▶ **WHAT YOU HAVE TO DO**: Gather from the listing below each line that includes the word "border", and copy it.

-- START OF RECORDS FOR THE TASK --

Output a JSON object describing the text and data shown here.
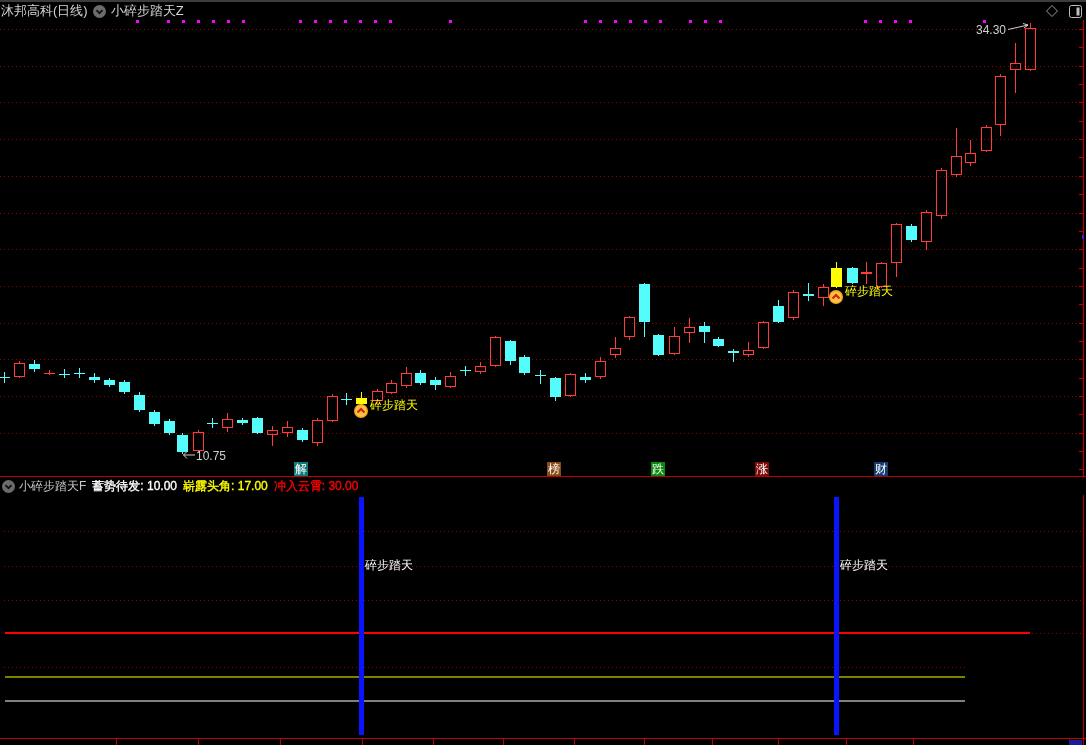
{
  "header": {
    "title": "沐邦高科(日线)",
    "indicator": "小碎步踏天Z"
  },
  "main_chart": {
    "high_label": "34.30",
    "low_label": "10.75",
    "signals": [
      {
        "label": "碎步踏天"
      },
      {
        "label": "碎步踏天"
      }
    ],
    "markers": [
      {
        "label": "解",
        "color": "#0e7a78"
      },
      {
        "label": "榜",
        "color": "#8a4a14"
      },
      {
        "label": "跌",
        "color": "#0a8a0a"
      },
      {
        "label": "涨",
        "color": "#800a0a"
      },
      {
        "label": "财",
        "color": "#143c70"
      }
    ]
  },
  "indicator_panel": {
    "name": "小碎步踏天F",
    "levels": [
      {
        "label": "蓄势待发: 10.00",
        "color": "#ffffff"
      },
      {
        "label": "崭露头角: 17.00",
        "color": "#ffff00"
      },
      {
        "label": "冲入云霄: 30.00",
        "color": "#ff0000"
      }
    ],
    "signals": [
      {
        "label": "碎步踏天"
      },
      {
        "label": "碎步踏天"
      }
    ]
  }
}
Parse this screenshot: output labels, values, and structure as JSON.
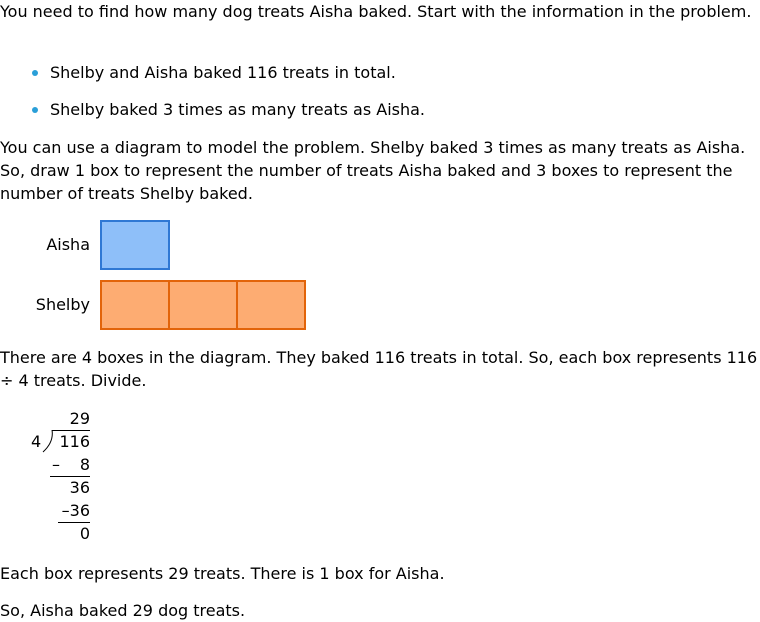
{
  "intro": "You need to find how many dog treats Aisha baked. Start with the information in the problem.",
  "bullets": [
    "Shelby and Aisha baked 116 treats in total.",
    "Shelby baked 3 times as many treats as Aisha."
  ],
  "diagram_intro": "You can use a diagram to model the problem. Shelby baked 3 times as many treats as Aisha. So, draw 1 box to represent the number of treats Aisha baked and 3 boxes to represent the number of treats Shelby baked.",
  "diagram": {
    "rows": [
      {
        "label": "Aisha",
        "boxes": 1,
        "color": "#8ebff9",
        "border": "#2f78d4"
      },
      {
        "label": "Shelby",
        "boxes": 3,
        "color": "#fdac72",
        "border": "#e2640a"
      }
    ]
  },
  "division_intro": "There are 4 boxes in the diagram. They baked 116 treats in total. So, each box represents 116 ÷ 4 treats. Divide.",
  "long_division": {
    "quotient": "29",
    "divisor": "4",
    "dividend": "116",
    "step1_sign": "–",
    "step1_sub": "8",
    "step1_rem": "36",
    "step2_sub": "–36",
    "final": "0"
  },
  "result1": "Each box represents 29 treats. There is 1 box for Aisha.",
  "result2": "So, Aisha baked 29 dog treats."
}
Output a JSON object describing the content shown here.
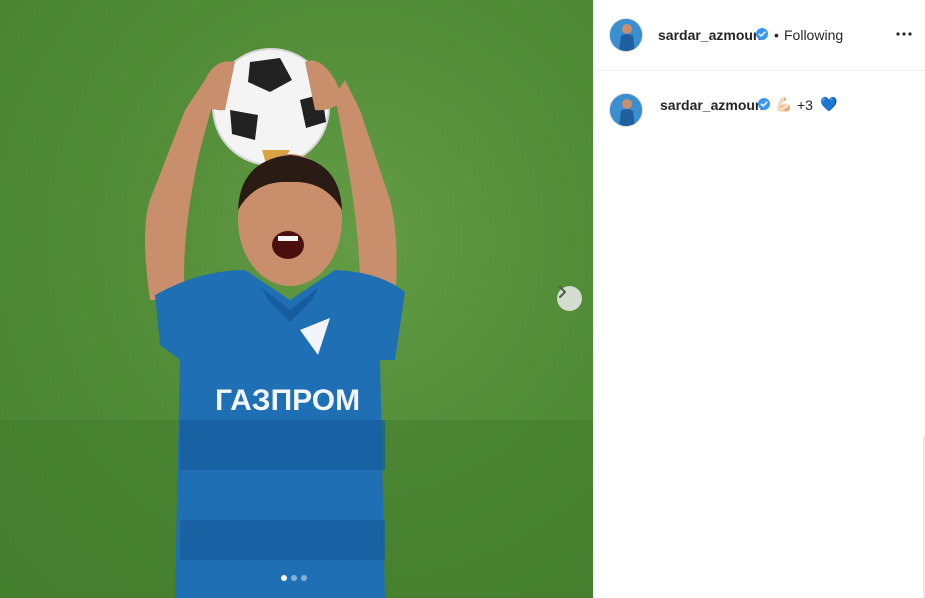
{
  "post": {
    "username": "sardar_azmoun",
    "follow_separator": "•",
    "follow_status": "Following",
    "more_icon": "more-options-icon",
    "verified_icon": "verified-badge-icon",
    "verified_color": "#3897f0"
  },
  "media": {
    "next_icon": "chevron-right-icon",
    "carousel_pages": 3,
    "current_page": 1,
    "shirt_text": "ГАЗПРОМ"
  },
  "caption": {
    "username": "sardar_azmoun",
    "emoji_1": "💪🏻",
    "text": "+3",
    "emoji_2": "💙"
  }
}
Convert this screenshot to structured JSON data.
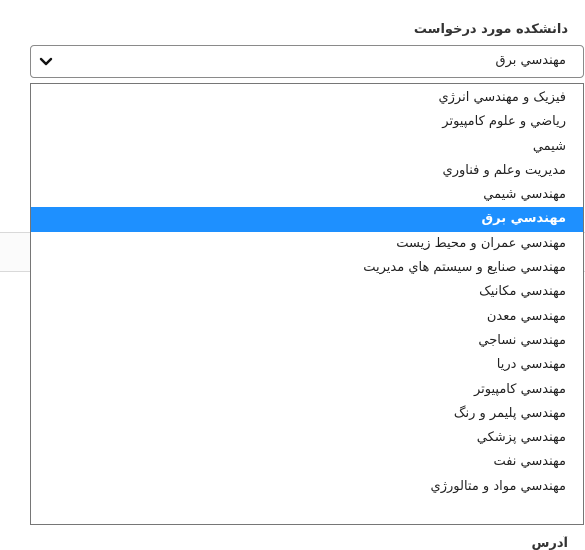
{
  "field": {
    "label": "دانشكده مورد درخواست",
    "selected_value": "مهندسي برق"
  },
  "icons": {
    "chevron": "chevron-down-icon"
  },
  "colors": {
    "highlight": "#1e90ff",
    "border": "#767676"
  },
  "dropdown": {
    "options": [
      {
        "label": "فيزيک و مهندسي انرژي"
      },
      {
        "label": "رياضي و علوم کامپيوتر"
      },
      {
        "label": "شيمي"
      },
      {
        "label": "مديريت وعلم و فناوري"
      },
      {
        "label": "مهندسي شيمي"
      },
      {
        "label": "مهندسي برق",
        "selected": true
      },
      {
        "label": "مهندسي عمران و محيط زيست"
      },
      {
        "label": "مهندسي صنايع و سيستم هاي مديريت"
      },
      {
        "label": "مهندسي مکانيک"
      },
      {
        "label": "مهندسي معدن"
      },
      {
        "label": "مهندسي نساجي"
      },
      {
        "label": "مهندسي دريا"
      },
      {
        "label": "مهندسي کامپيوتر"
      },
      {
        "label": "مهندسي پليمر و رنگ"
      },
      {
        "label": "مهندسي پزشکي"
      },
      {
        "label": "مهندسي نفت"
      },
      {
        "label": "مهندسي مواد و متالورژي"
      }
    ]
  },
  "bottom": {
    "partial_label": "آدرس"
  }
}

-- END OF RECORDS FOR THE TASK --

▶ **EXERCISE RESPONSE**:
        "border": "#2f78d4"
        "border": "#e2640a"
    "border": "#767676"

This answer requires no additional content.